**Data:**
☆ ☆ ☆ ☆ ☆ ☆ ☆

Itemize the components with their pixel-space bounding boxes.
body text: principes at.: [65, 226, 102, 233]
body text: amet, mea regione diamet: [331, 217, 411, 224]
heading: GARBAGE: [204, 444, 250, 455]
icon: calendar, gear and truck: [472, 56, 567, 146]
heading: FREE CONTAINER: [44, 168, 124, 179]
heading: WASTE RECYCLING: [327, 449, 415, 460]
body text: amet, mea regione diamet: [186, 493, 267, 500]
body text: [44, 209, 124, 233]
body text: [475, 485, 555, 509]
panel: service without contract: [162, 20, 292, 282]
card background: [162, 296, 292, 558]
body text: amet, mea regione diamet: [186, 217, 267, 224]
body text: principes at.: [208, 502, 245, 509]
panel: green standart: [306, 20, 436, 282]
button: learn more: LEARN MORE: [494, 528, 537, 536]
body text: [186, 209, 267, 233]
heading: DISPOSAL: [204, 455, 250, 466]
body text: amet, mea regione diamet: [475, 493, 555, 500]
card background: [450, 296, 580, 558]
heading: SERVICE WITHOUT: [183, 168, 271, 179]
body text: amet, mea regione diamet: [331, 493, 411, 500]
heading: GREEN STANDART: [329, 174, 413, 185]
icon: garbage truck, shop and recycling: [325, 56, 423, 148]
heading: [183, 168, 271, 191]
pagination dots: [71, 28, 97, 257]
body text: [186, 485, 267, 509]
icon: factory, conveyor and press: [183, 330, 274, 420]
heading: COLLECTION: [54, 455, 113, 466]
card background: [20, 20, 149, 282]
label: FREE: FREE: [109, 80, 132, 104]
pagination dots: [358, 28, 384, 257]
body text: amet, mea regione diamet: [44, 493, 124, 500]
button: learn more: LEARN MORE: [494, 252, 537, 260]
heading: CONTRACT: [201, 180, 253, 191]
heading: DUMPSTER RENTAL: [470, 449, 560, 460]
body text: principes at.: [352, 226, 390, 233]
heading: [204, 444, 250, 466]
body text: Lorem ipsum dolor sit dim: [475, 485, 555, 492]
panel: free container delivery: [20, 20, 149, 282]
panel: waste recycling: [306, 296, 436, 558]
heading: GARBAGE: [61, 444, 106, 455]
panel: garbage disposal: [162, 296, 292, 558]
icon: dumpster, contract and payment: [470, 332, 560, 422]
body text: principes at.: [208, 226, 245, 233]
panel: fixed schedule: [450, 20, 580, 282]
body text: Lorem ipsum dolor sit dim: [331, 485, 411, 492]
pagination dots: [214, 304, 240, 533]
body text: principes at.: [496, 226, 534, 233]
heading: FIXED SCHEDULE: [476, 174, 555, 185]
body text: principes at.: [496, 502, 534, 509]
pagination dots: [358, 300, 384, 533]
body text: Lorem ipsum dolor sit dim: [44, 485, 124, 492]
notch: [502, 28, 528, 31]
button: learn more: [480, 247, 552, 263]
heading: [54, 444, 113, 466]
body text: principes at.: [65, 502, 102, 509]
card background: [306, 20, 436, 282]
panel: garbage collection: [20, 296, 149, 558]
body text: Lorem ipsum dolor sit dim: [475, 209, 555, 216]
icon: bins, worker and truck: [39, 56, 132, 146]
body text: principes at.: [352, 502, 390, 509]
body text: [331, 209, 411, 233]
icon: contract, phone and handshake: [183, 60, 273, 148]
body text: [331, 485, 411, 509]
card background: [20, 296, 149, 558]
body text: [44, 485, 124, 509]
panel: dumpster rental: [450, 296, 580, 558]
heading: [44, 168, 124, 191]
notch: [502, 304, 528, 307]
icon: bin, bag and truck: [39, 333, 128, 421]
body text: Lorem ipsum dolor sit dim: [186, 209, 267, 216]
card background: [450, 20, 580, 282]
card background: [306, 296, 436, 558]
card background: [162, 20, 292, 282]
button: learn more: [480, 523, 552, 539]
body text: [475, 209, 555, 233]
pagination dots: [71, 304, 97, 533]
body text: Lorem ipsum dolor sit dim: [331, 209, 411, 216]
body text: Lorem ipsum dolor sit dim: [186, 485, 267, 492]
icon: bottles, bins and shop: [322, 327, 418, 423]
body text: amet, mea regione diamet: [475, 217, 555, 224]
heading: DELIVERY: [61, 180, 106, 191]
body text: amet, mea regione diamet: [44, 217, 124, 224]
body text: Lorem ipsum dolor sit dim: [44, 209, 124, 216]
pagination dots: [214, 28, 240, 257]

☆ ☆ ☆ ☆ ☆ ☆ ☆

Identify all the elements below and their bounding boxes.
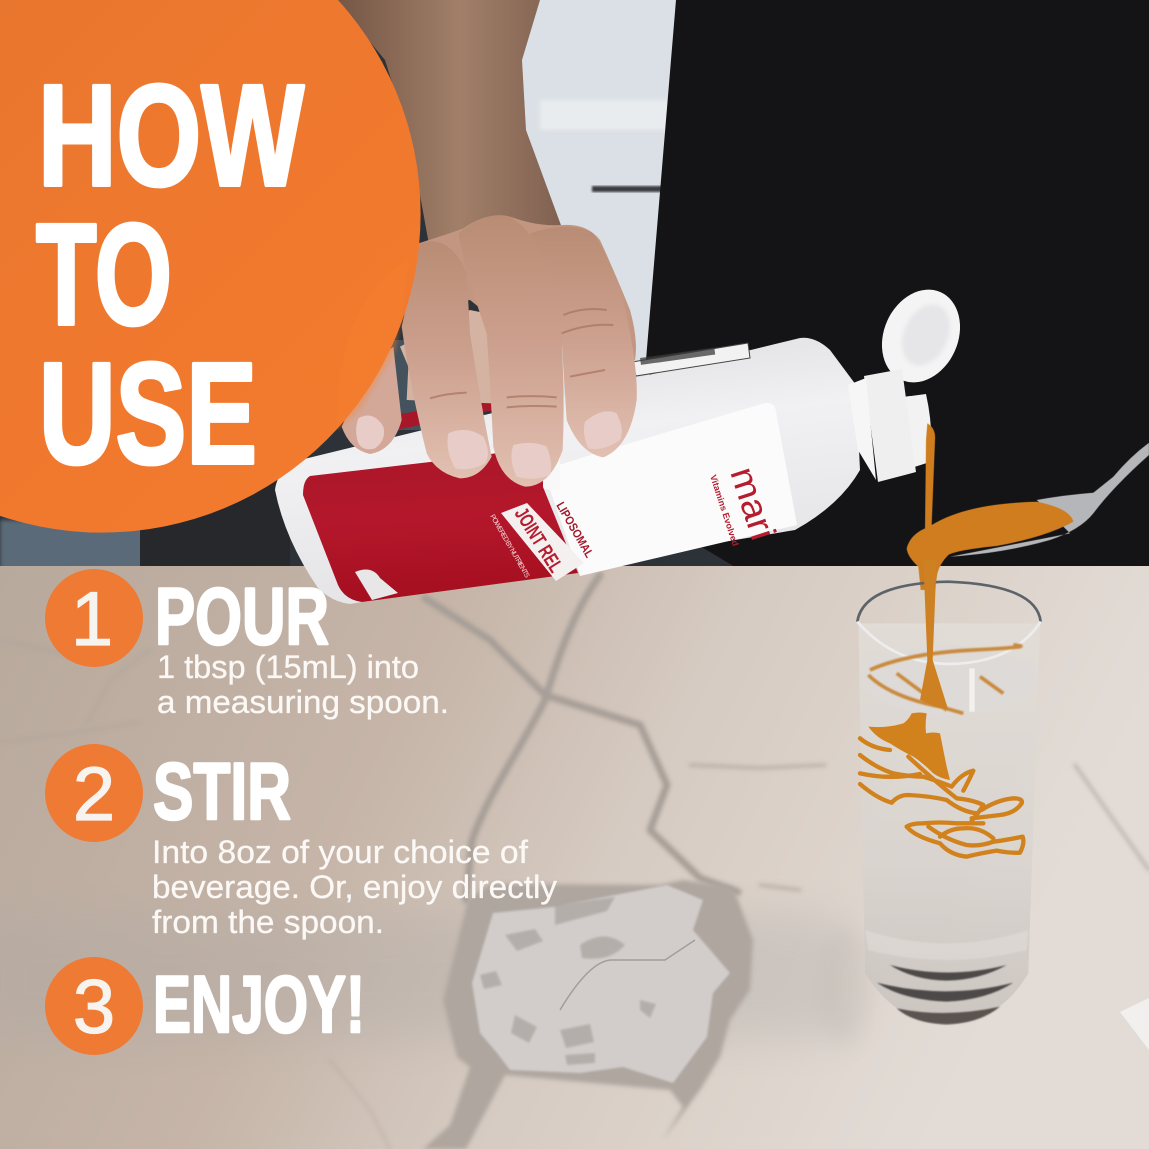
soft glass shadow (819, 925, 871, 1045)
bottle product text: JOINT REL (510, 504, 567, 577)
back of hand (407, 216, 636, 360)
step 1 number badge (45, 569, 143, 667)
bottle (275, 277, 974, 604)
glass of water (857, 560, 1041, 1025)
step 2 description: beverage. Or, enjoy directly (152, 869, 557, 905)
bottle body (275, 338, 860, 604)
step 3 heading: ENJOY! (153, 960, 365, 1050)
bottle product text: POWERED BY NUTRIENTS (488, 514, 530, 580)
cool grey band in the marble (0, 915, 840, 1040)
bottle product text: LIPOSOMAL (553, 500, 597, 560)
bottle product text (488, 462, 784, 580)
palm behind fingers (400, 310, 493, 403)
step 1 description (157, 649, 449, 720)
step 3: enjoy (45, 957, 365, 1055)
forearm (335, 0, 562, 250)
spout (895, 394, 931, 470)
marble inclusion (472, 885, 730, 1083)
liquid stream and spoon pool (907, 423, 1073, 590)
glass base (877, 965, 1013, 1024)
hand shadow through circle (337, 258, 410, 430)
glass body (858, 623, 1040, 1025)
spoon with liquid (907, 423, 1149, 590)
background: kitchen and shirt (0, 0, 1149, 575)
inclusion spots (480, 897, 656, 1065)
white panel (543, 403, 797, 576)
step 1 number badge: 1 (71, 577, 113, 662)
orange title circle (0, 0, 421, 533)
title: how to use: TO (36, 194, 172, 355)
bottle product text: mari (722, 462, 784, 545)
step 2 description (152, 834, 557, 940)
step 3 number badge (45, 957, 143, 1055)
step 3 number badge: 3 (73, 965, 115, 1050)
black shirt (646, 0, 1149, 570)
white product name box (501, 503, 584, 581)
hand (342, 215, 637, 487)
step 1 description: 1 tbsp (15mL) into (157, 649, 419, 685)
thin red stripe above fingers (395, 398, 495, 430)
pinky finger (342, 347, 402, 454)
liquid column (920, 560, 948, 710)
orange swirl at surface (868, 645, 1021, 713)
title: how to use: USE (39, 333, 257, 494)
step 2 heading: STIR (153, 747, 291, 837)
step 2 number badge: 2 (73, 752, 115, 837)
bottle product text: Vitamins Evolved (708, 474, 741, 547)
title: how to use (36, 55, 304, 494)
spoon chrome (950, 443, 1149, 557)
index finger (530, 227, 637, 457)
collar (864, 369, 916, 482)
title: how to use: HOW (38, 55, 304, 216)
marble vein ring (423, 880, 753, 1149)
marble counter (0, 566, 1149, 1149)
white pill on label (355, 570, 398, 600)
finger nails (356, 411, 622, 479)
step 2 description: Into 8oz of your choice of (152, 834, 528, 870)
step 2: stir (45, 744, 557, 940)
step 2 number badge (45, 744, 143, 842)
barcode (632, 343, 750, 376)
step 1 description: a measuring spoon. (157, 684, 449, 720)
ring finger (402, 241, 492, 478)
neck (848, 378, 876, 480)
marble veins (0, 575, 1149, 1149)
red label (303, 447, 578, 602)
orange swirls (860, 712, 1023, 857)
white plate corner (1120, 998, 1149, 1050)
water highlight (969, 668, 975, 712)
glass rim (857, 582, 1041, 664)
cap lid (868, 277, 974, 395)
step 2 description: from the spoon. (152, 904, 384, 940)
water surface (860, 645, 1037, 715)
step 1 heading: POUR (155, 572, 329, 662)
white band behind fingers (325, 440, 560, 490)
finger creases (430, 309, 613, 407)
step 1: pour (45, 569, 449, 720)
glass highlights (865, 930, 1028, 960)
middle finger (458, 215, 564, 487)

☆ ☆ ☆ ☆ ☆ ☆ ☆

**Task:**
Print the rows from the line with "soft glass shadow (819, 925, 871, 1045)" up to and including the line with "step 3 heading: ENJOY! (153, 960, 365, 1050)".

**Task solution:**
soft glass shadow (819, 925, 871, 1045)
bottle product text: JOINT REL (510, 504, 567, 577)
back of hand (407, 216, 636, 360)
step 1 number badge (45, 569, 143, 667)
bottle (275, 277, 974, 604)
glass of water (857, 560, 1041, 1025)
step 2 description: beverage. Or, enjoy directly (152, 869, 557, 905)
bottle body (275, 338, 860, 604)
step 3 heading: ENJOY! (153, 960, 365, 1050)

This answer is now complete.